EXERCISE AIM
Only a number is wanted: how many lines in the listing contain the word "Standard"?

====

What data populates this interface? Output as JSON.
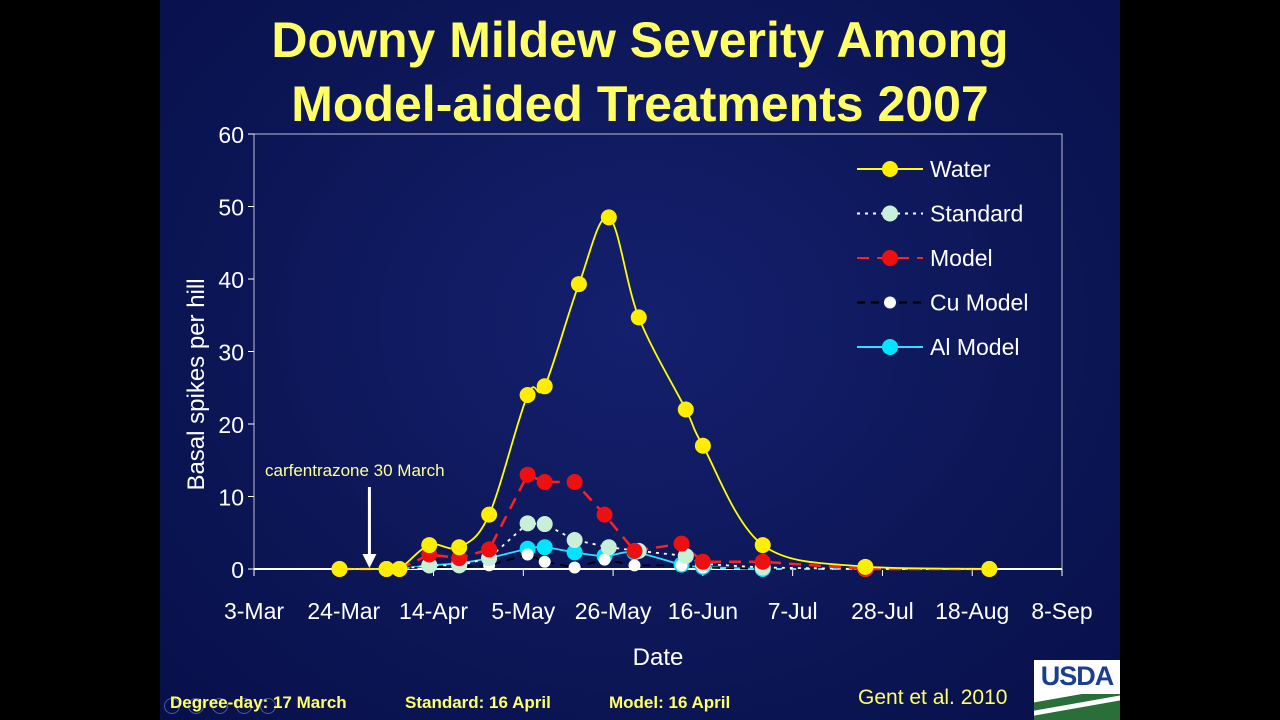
{
  "slide": {
    "title_line1": "Downy Mildew Severity Among",
    "title_line2": "Model-aided Treatments 2007",
    "footer": {
      "degree_day": "Degree-day: 17 March",
      "standard": "Standard: 16 April",
      "model": "Model: 16 April"
    },
    "citation": "Gent et al. 2010",
    "logo_text": "USDA"
  },
  "chart_data": {
    "type": "line",
    "xlabel": "Date",
    "ylabel": "Basal spikes per hill",
    "ylim": [
      0,
      60
    ],
    "yticks": [
      0,
      10,
      20,
      30,
      40,
      50,
      60
    ],
    "xticks": [
      "3-Mar",
      "24-Mar",
      "14-Apr",
      "5-May",
      "26-May",
      "16-Jun",
      "7-Jul",
      "28-Jul",
      "18-Aug",
      "8-Sep"
    ],
    "xlim_days_from_3mar": [
      0,
      189
    ],
    "annotation": "carfentrazone 30 March",
    "annotation_day": 27,
    "legend_position": "top-right",
    "series": [
      {
        "name": "Water",
        "color": "#ffff00",
        "marker": "#ffee00",
        "dash": "",
        "smooth": true,
        "x": [
          20,
          31,
          34,
          41,
          48,
          55,
          64,
          68,
          76,
          83,
          90,
          101,
          105,
          119,
          143,
          172
        ],
        "y": [
          0,
          0,
          0,
          3.3,
          3,
          7.5,
          24,
          25.2,
          39.3,
          48.5,
          34.7,
          22,
          17,
          3.3,
          0.3,
          0
        ]
      },
      {
        "name": "Standard",
        "color": "#ffffff",
        "marker": "#c8f0d8",
        "dash": "3,5",
        "smooth": false,
        "x": [
          20,
          31,
          34,
          41,
          48,
          55,
          64,
          68,
          75,
          83,
          90,
          101,
          105,
          119,
          143,
          172
        ],
        "y": [
          0,
          0,
          0,
          0.5,
          0.5,
          1.5,
          6.3,
          6.2,
          4,
          3,
          2.5,
          1.8,
          0.7,
          0.2,
          0,
          0
        ]
      },
      {
        "name": "Model",
        "color": "#ff2020",
        "marker": "#ee1010",
        "dash": "12,8",
        "smooth": false,
        "x": [
          20,
          31,
          34,
          41,
          48,
          55,
          64,
          68,
          75,
          82,
          89,
          100,
          105,
          119,
          143,
          172
        ],
        "y": [
          0,
          0,
          0,
          2,
          1.5,
          2.7,
          13,
          12,
          12,
          7.5,
          2.5,
          3.5,
          1,
          1,
          0,
          0
        ]
      },
      {
        "name": "Cu Model",
        "color": "#000000",
        "marker": "#ffffff",
        "dash": "8,6",
        "smooth": false,
        "x": [
          20,
          31,
          34,
          41,
          48,
          55,
          64,
          68,
          75,
          82,
          89,
          100,
          105,
          119,
          143,
          172
        ],
        "y": [
          0,
          0,
          0,
          0.3,
          0.3,
          0.5,
          2,
          1,
          0.2,
          1.3,
          0.5,
          0.5,
          0.2,
          0,
          0,
          0
        ]
      },
      {
        "name": "Al Model",
        "color": "#33ddff",
        "marker": "#00e5ff",
        "dash": "",
        "smooth": true,
        "x": [
          20,
          31,
          34,
          41,
          48,
          55,
          64,
          68,
          75,
          82,
          89,
          100,
          105,
          119,
          143,
          172
        ],
        "y": [
          0,
          0,
          0,
          0.5,
          0.8,
          1.5,
          2.8,
          3,
          2.3,
          1.8,
          2.3,
          0.6,
          0.3,
          0,
          0,
          0
        ]
      }
    ]
  }
}
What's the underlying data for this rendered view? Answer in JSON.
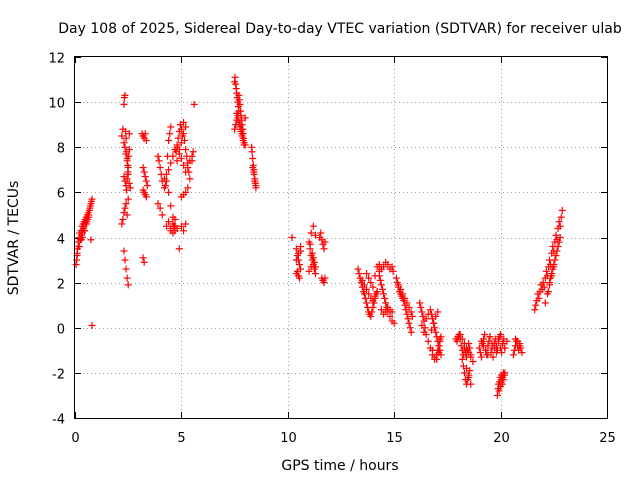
{
  "chart_data": {
    "type": "scatter",
    "title": "Day 108 of 2025, Sidereal Day-to-day VTEC variation (SDTVAR) for receiver ulab",
    "xlabel": "GPS time / hours",
    "ylabel": "SDTVAR / TECUs",
    "xlim": [
      0,
      25
    ],
    "ylim": [
      -4,
      12
    ],
    "xticks": [
      0,
      5,
      10,
      15,
      20,
      25
    ],
    "yticks": [
      -4,
      -2,
      0,
      2,
      4,
      6,
      8,
      10,
      12
    ],
    "xtick_labels": [
      "0",
      "5",
      "10",
      "15",
      "20",
      "25"
    ],
    "ytick_labels": [
      "-4",
      "-2",
      "0",
      "2",
      "4",
      "6",
      "8",
      "10",
      "12"
    ],
    "grid": true,
    "marker": "+",
    "color": "#ff0000",
    "series": [
      {
        "name": "SDTVAR",
        "x": [
          0.05,
          0.08,
          0.1,
          0.12,
          0.15,
          0.18,
          0.2,
          0.22,
          0.25,
          0.28,
          0.3,
          0.33,
          0.35,
          0.38,
          0.4,
          0.43,
          0.45,
          0.48,
          0.5,
          0.53,
          0.55,
          0.58,
          0.6,
          0.62,
          0.65,
          0.68,
          0.7,
          0.72,
          0.75,
          0.78,
          0.8,
          0.1,
          0.2,
          0.3,
          0.35,
          0.45,
          0.55,
          0.65,
          0.75,
          0.8,
          2.2,
          2.25,
          2.3,
          2.32,
          2.35,
          2.38,
          2.4,
          2.42,
          2.45,
          2.48,
          2.5,
          2.52,
          2.55,
          2.2,
          2.25,
          2.3,
          2.35,
          2.4,
          2.45,
          2.5,
          2.3,
          2.35,
          2.4,
          2.42,
          2.45,
          2.48,
          2.3,
          2.35,
          2.4,
          2.45,
          2.5,
          2.55,
          2.6,
          2.3,
          2.35,
          2.4,
          2.45,
          2.5,
          2.55,
          3.15,
          3.2,
          3.25,
          3.3,
          3.35,
          3.2,
          3.25,
          3.3,
          3.35,
          3.4,
          3.2,
          3.25,
          3.3,
          3.35,
          3.2,
          3.25,
          3.9,
          3.95,
          4.0,
          4.05,
          4.1,
          3.9,
          4.0,
          4.1,
          4.2,
          4.25,
          4.3,
          4.35,
          4.4,
          4.45,
          4.5,
          4.2,
          4.3,
          4.4,
          4.5,
          4.6,
          4.65,
          4.7,
          4.75,
          4.8,
          4.85,
          4.9,
          4.95,
          5.0,
          5.05,
          5.1,
          5.15,
          5.2,
          5.25,
          5.3,
          5.35,
          5.4,
          4.5,
          4.6,
          4.7,
          4.8,
          4.9,
          5.0,
          5.1,
          5.2,
          4.4,
          4.5,
          4.6,
          4.7,
          4.8,
          4.9,
          5.0,
          5.1,
          5.2,
          5.3,
          5.4,
          5.5,
          4.3,
          4.4,
          4.5,
          4.6,
          4.7,
          4.8,
          5.0,
          5.1,
          5.2,
          4.9,
          5.0,
          5.1,
          5.2,
          5.3,
          5.6,
          5.55,
          5.5,
          7.5,
          7.52,
          7.55,
          7.58,
          7.6,
          7.62,
          7.65,
          7.68,
          7.7,
          7.72,
          7.75,
          7.78,
          7.8,
          7.82,
          7.85,
          7.88,
          7.9,
          7.92,
          7.95,
          7.6,
          7.65,
          7.7,
          7.75,
          7.8,
          7.85,
          7.9,
          7.95,
          8.0,
          7.5,
          7.55,
          7.6,
          7.65,
          7.7,
          7.75,
          7.8,
          7.85,
          7.9,
          8.0,
          8.3,
          8.32,
          8.35,
          8.38,
          8.4,
          8.42,
          8.45,
          8.48,
          8.5,
          8.35,
          8.4,
          8.45,
          8.5,
          10.2,
          10.4,
          10.45,
          10.5,
          10.55,
          10.6,
          10.4,
          10.5,
          10.6,
          10.4,
          10.5,
          10.6,
          10.45,
          10.55,
          11.0,
          11.05,
          11.1,
          11.15,
          11.2,
          11.25,
          11.3,
          11.1,
          11.2,
          11.3,
          11.05,
          11.15,
          11.25,
          11.0,
          11.1,
          11.2,
          11.3,
          11.5,
          11.55,
          11.6,
          11.65,
          11.7,
          11.75,
          11.6,
          11.65,
          11.7,
          11.75,
          13.3,
          13.35,
          13.4,
          13.45,
          13.5,
          13.55,
          13.6,
          13.65,
          13.7,
          13.75,
          13.8,
          13.85,
          13.9,
          13.95,
          14.0,
          14.05,
          14.1,
          14.15,
          14.2,
          13.5,
          13.6,
          13.7,
          13.8,
          13.9,
          14.0,
          14.1,
          14.2,
          13.7,
          13.8,
          13.9,
          14.0,
          14.1,
          14.2,
          14.3,
          14.3,
          14.4,
          14.5,
          14.6,
          14.7,
          14.8,
          14.9,
          14.95,
          14.4,
          14.5,
          14.6,
          14.7,
          14.8,
          14.9,
          14.3,
          14.35,
          14.4,
          14.45,
          14.5,
          14.55,
          14.6,
          14.65,
          14.7,
          14.8,
          14.9,
          15.0,
          15.1,
          15.15,
          15.2,
          15.25,
          15.3,
          15.35,
          15.4,
          15.45,
          15.5,
          15.55,
          15.6,
          15.65,
          15.7,
          15.75,
          15.8,
          15.85,
          15.2,
          15.3,
          15.4,
          15.5,
          15.6,
          15.7,
          15.8,
          16.2,
          16.25,
          16.3,
          16.35,
          16.4,
          16.45,
          16.5,
          16.6,
          16.7,
          16.8,
          16.9,
          17.0,
          17.05,
          17.1,
          17.15,
          17.2,
          16.7,
          16.75,
          16.8,
          16.85,
          16.9,
          16.95,
          17.0,
          17.05,
          17.1,
          17.15,
          17.2,
          16.75,
          16.85,
          16.95,
          17.05,
          17.15,
          16.8,
          16.9,
          17.0,
          17.1,
          16.3,
          16.4,
          16.5,
          16.6,
          17.9,
          17.95,
          18.0,
          18.05,
          18.1,
          18.15,
          18.2,
          18.25,
          18.3,
          18.35,
          18.4,
          18.45,
          18.5,
          18.55,
          18.6,
          18.2,
          18.25,
          18.3,
          18.35,
          18.4,
          18.45,
          18.5,
          18.55,
          18.0,
          18.1,
          18.2,
          18.3,
          18.4,
          18.5,
          18.6,
          18.7,
          18.4,
          18.5,
          18.6,
          19.0,
          19.05,
          19.1,
          19.15,
          19.2,
          19.25,
          19.3,
          19.35,
          19.4,
          19.45,
          19.5,
          19.55,
          19.6,
          19.65,
          19.7,
          19.75,
          19.8,
          19.85,
          19.9,
          19.95,
          20.0,
          20.05,
          20.1,
          20.15,
          20.2,
          19.1,
          19.2,
          19.3,
          19.4,
          19.5,
          19.6,
          19.7,
          19.8,
          19.9,
          20.0,
          20.1,
          20.2,
          20.3,
          19.85,
          19.88,
          19.9,
          19.93,
          19.95,
          19.98,
          20.0,
          20.03,
          20.05,
          20.08,
          20.1,
          20.13,
          20.15,
          20.18,
          20.2,
          20.6,
          20.65,
          20.7,
          20.75,
          20.8,
          20.85,
          20.9,
          20.95,
          21.0,
          20.7,
          20.8,
          20.9,
          21.6,
          21.65,
          21.7,
          21.75,
          21.8,
          21.85,
          21.9,
          21.95,
          22.0,
          22.05,
          22.1,
          22.15,
          22.2,
          22.25,
          22.3,
          22.35,
          22.4,
          22.45,
          22.5,
          22.55,
          22.6,
          22.65,
          22.7,
          22.75,
          22.8,
          22.85,
          22.9,
          22.3,
          22.4,
          22.5,
          22.6,
          22.7,
          22.8,
          22.25,
          22.35,
          22.45,
          22.55,
          22.65,
          22.75,
          22.1,
          22.2,
          22.3,
          22.4,
          22.5
        ],
        "y": [
          2.8,
          3.0,
          3.3,
          3.5,
          3.8,
          3.6,
          4.0,
          4.2,
          3.9,
          4.3,
          4.1,
          4.5,
          4.2,
          4.6,
          4.4,
          4.7,
          4.3,
          4.8,
          4.6,
          4.9,
          4.7,
          5.0,
          4.8,
          5.1,
          5.0,
          5.2,
          5.3,
          5.4,
          5.5,
          5.6,
          5.7,
          3.2,
          3.6,
          3.9,
          4.0,
          4.3,
          4.6,
          4.9,
          3.9,
          0.1,
          8.5,
          8.8,
          9.9,
          10.2,
          10.3,
          8.7,
          8.4,
          7.8,
          7.5,
          7.2,
          6.8,
          7.6,
          7.9,
          4.6,
          4.8,
          5.1,
          5.3,
          5.5,
          5.0,
          5.7,
          6.7,
          6.5,
          6.3,
          6.1,
          6.6,
          6.9,
          3.4,
          3.0,
          2.6,
          2.2,
          1.9,
          6.4,
          6.2,
          8.2,
          8.0,
          7.7,
          7.4,
          7.1,
          8.6,
          8.6,
          8.5,
          8.4,
          8.6,
          8.3,
          7.1,
          6.9,
          6.7,
          6.5,
          6.3,
          3.1,
          2.9,
          5.9,
          5.8,
          6.1,
          6.0,
          7.6,
          7.4,
          7.1,
          6.8,
          6.5,
          5.5,
          5.3,
          5.0,
          6.6,
          6.3,
          6.8,
          7.6,
          8.3,
          8.6,
          8.9,
          6.2,
          6.5,
          6.0,
          5.4,
          4.9,
          4.5,
          4.3,
          7.8,
          8.0,
          8.4,
          8.7,
          9.0,
          8.8,
          8.5,
          9.1,
          8.3,
          7.9,
          7.6,
          7.3,
          6.9,
          6.6,
          4.4,
          4.2,
          4.5,
          7.4,
          7.9,
          8.2,
          8.6,
          8.9,
          7.0,
          7.3,
          7.6,
          7.9,
          8.1,
          7.7,
          7.5,
          7.2,
          6.9,
          7.1,
          7.4,
          7.6,
          4.5,
          4.7,
          4.3,
          4.6,
          4.8,
          4.4,
          4.5,
          4.3,
          4.6,
          3.5,
          5.8,
          5.9,
          6.0,
          6.2,
          9.9,
          7.8,
          7.4,
          10.9,
          11.1,
          10.8,
          10.6,
          10.4,
          10.2,
          10.0,
          9.8,
          10.3,
          10.1,
          9.9,
          9.6,
          9.4,
          9.2,
          9.0,
          8.8,
          8.6,
          8.4,
          8.2,
          9.5,
          9.3,
          9.1,
          8.9,
          8.7,
          8.5,
          8.3,
          8.1,
          9.3,
          8.8,
          9.0,
          9.2,
          9.4,
          9.6,
          9.0,
          8.8,
          8.6,
          8.4,
          8.1,
          8.0,
          7.8,
          7.5,
          7.2,
          7.0,
          6.8,
          6.6,
          6.4,
          6.2,
          7.1,
          6.9,
          6.5,
          6.3,
          4.0,
          3.5,
          3.2,
          3.0,
          2.8,
          2.6,
          2.4,
          2.3,
          3.6,
          3.0,
          3.3,
          3.4,
          2.5,
          2.2,
          3.8,
          3.5,
          3.2,
          3.0,
          2.8,
          2.6,
          2.4,
          4.2,
          4.5,
          4.1,
          3.7,
          3.3,
          2.9,
          2.5,
          2.7,
          3.1,
          2.7,
          4.0,
          4.2,
          3.9,
          3.7,
          3.5,
          3.8,
          2.2,
          2.1,
          2.0,
          2.2,
          2.6,
          2.4,
          2.2,
          2.0,
          1.8,
          1.6,
          1.5,
          1.3,
          1.1,
          0.9,
          0.7,
          0.6,
          0.5,
          0.7,
          0.9,
          1.1,
          1.3,
          1.5,
          1.6,
          2.1,
          1.9,
          1.7,
          1.5,
          1.3,
          1.2,
          1.4,
          1.6,
          2.4,
          2.2,
          2.0,
          1.8,
          2.3,
          2.7,
          2.5,
          2.8,
          2.6,
          2.7,
          2.9,
          2.8,
          2.6,
          2.7,
          2.5,
          0.8,
          0.6,
          0.7,
          0.9,
          0.8,
          0.7,
          2.3,
          2.1,
          1.9,
          1.7,
          1.5,
          1.3,
          1.1,
          0.9,
          0.7,
          0.5,
          0.3,
          0.2,
          2.2,
          2.0,
          1.8,
          1.6,
          1.5,
          1.4,
          1.3,
          1.2,
          1.0,
          0.8,
          0.6,
          0.4,
          0.2,
          0.0,
          -0.2,
          0.5,
          1.9,
          1.7,
          1.5,
          1.3,
          1.1,
          0.9,
          0.7,
          1.1,
          0.9,
          0.7,
          0.5,
          0.3,
          0.0,
          -0.3,
          -0.6,
          -0.9,
          -1.2,
          -1.4,
          -1.2,
          -1.0,
          -0.8,
          -0.6,
          -0.4,
          0.8,
          0.6,
          0.4,
          0.2,
          0.0,
          -0.2,
          -0.4,
          -0.6,
          -0.8,
          -1.0,
          -1.2,
          -0.1,
          0.2,
          0.5,
          0.7,
          -0.5,
          -1.0,
          -1.3,
          -1.4,
          -1.1,
          0.1,
          -0.2,
          0.4,
          0.6,
          -0.5,
          -0.6,
          -0.4,
          -0.3,
          -0.5,
          -0.8,
          -1.0,
          -1.2,
          -0.9,
          -1.1,
          -1.3,
          -1.0,
          -0.7,
          -0.9,
          -1.2,
          -1.4,
          -1.7,
          -2.0,
          -2.3,
          -2.5,
          -2.3,
          -2.1,
          -1.9,
          -0.4,
          -0.3,
          -0.5,
          -0.7,
          -0.9,
          -1.1,
          -1.3,
          -1.5,
          -1.8,
          -2.2,
          -2.5,
          -0.9,
          -1.1,
          -1.3,
          -0.7,
          -0.5,
          -0.3,
          -1.0,
          -1.2,
          -0.8,
          -0.6,
          -0.4,
          -1.1,
          -0.9,
          -1.3,
          -0.7,
          -0.5,
          -0.8,
          -1.0,
          -0.6,
          -0.4,
          -0.9,
          -1.1,
          -0.7,
          -0.5,
          -0.9,
          -0.6,
          -0.8,
          -1.0,
          -1.2,
          -0.4,
          -0.7,
          -0.9,
          -1.1,
          -0.5,
          -0.3,
          -0.7,
          -0.9,
          -0.6,
          -3.0,
          -2.7,
          -2.5,
          -2.8,
          -2.4,
          -2.2,
          -2.6,
          -2.3,
          -2.1,
          -2.5,
          -2.2,
          -2.0,
          -2.3,
          -2.1,
          -2.0,
          -1.2,
          -1.0,
          -0.8,
          -0.6,
          -0.8,
          -1.0,
          -0.7,
          -0.9,
          -1.1,
          -0.5,
          -0.6,
          -0.8,
          0.8,
          1.0,
          1.2,
          1.5,
          1.3,
          1.6,
          1.9,
          1.7,
          2.0,
          1.8,
          2.2,
          2.5,
          2.3,
          2.7,
          3.0,
          2.8,
          3.3,
          3.6,
          3.4,
          3.8,
          4.1,
          3.9,
          4.4,
          4.7,
          4.5,
          4.9,
          5.2,
          2.0,
          2.4,
          2.8,
          3.2,
          3.6,
          4.0,
          1.6,
          2.2,
          2.6,
          3.0,
          3.4,
          3.8,
          1.1,
          1.5,
          1.9,
          2.3,
          2.7
        ]
      }
    ]
  }
}
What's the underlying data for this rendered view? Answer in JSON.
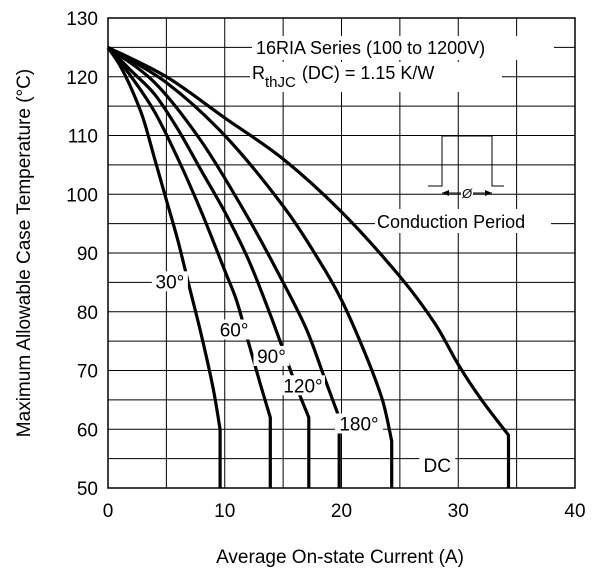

====

OUTPUT OF THE EXERCISE
2